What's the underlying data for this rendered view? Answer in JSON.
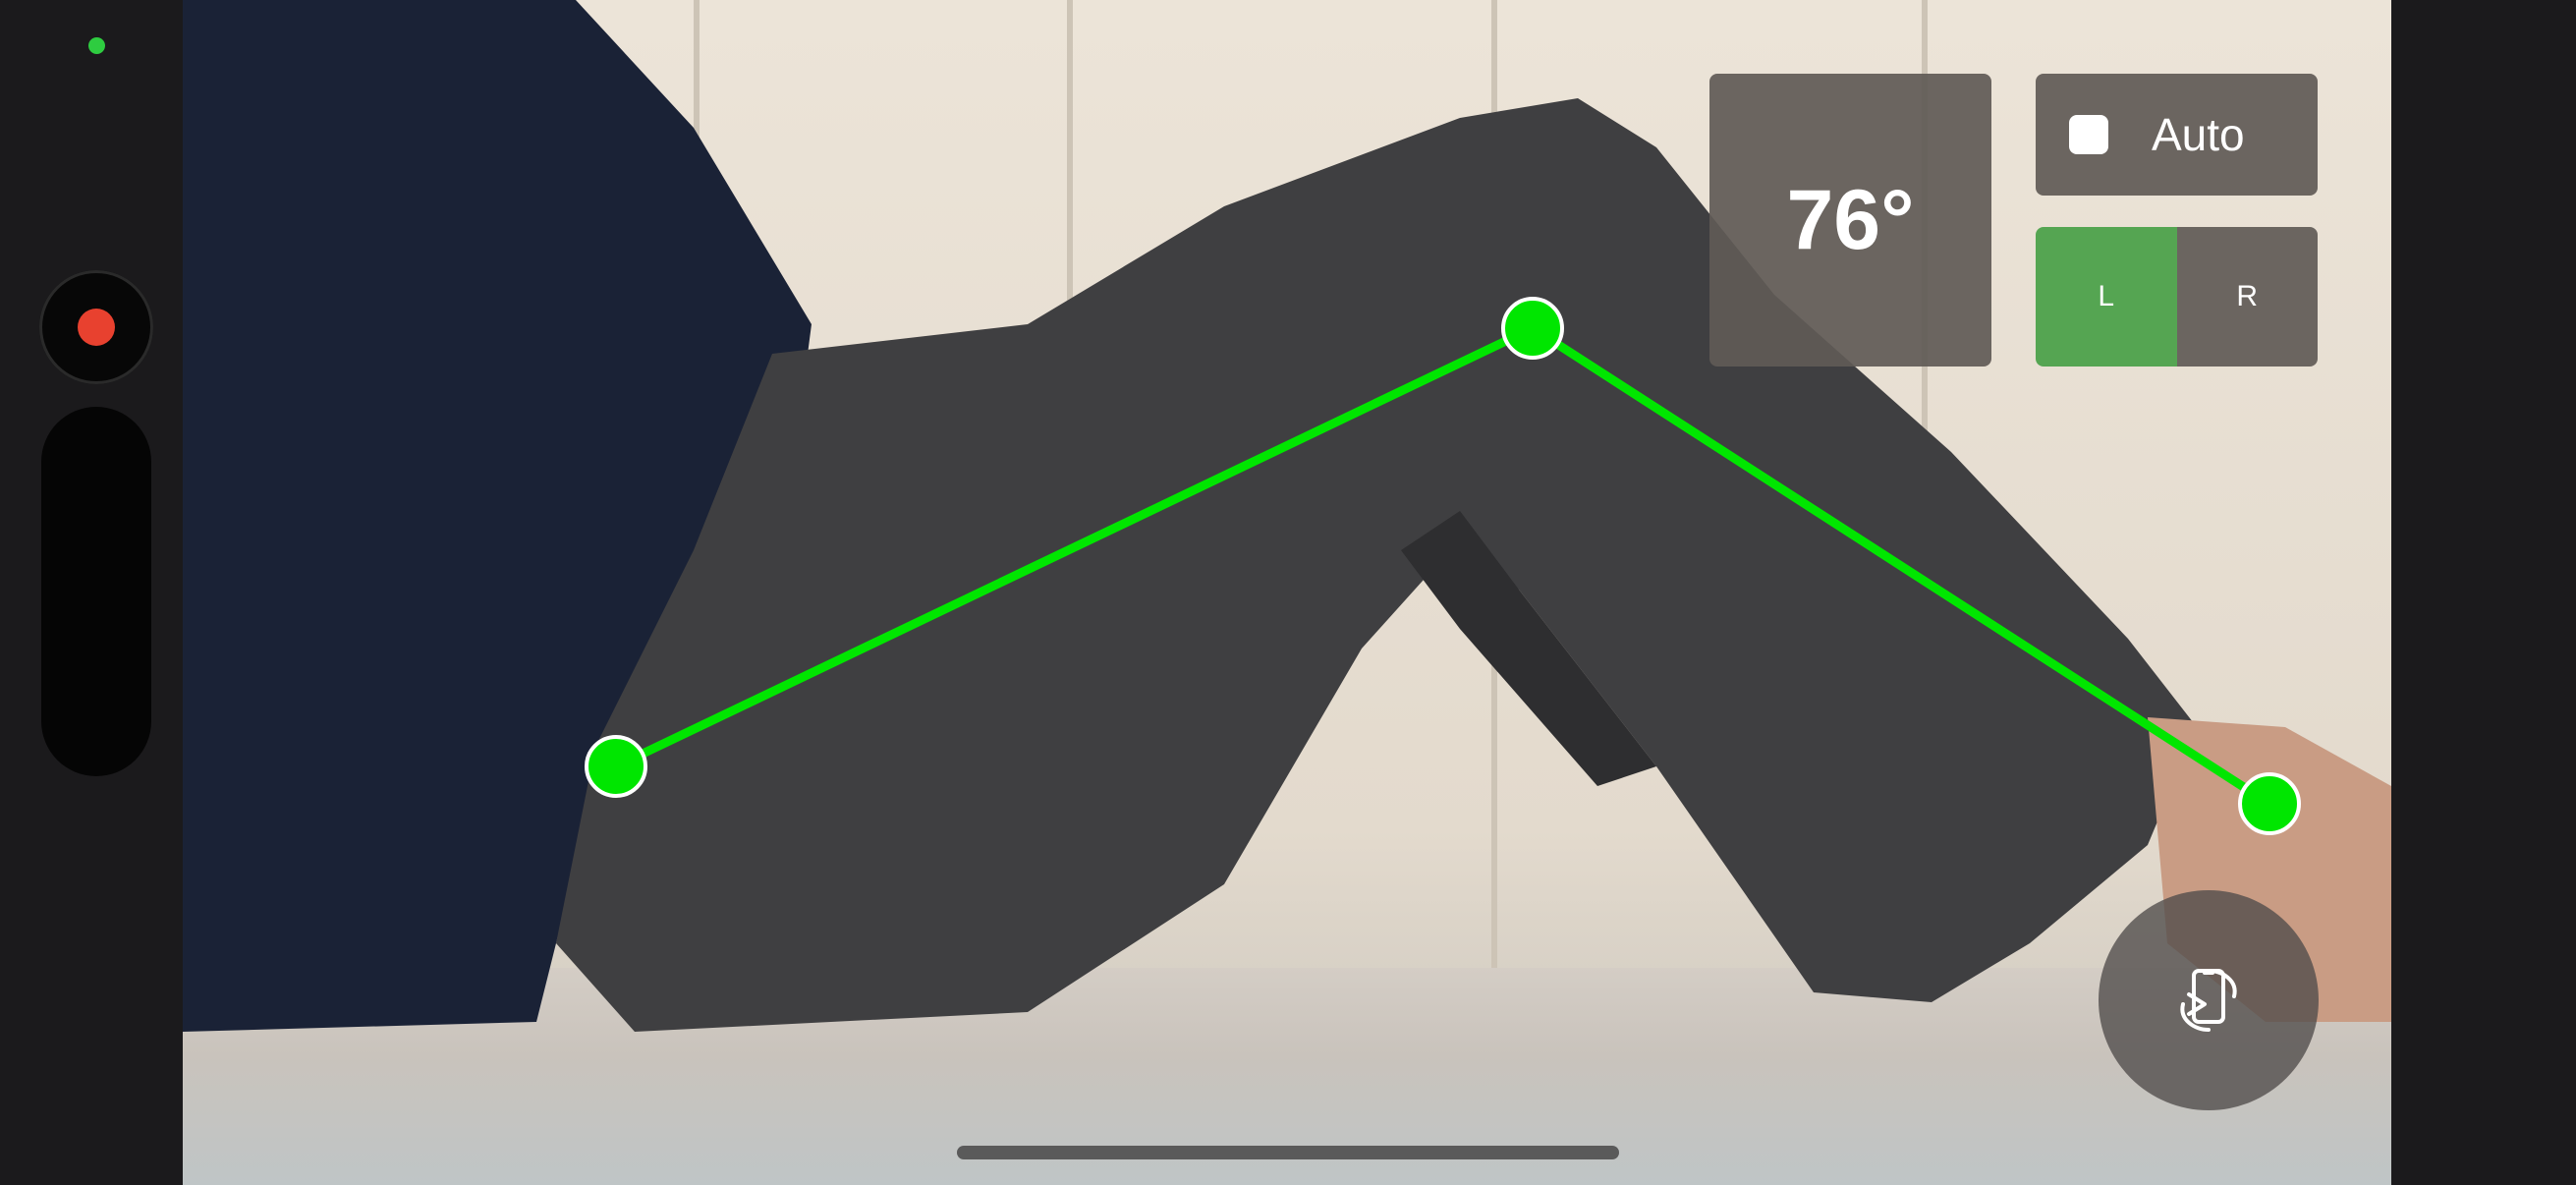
{
  "measurement": {
    "angle_label": "76°",
    "joints": [
      {
        "name": "hip",
        "color": "#00e600"
      },
      {
        "name": "knee",
        "color": "#00e600"
      },
      {
        "name": "ankle",
        "color": "#00e600"
      }
    ],
    "line_color": "#00e600"
  },
  "controls": {
    "auto_label": "Auto",
    "auto_checked": false,
    "side_left_label": "L",
    "side_right_label": "R",
    "side_selected": "L",
    "active_color": "#55a552"
  },
  "camera": {
    "record_color": "#e8412f",
    "status_color": "#2ecc40"
  },
  "icons": {
    "rotate": "rotate-camera-icon"
  }
}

- GOAL -
Leaving all pictures aside, quote each record exactly.

- TASK SOLUTION -
What's the underlying data for this rendered view? Answer in JSON.
{
  "measurement": {
    "angle_label": "76°",
    "joints": [
      {
        "name": "hip",
        "color": "#00e600"
      },
      {
        "name": "knee",
        "color": "#00e600"
      },
      {
        "name": "ankle",
        "color": "#00e600"
      }
    ],
    "line_color": "#00e600"
  },
  "controls": {
    "auto_label": "Auto",
    "auto_checked": false,
    "side_left_label": "L",
    "side_right_label": "R",
    "side_selected": "L",
    "active_color": "#55a552"
  },
  "camera": {
    "record_color": "#e8412f",
    "status_color": "#2ecc40"
  },
  "icons": {
    "rotate": "rotate-camera-icon"
  }
}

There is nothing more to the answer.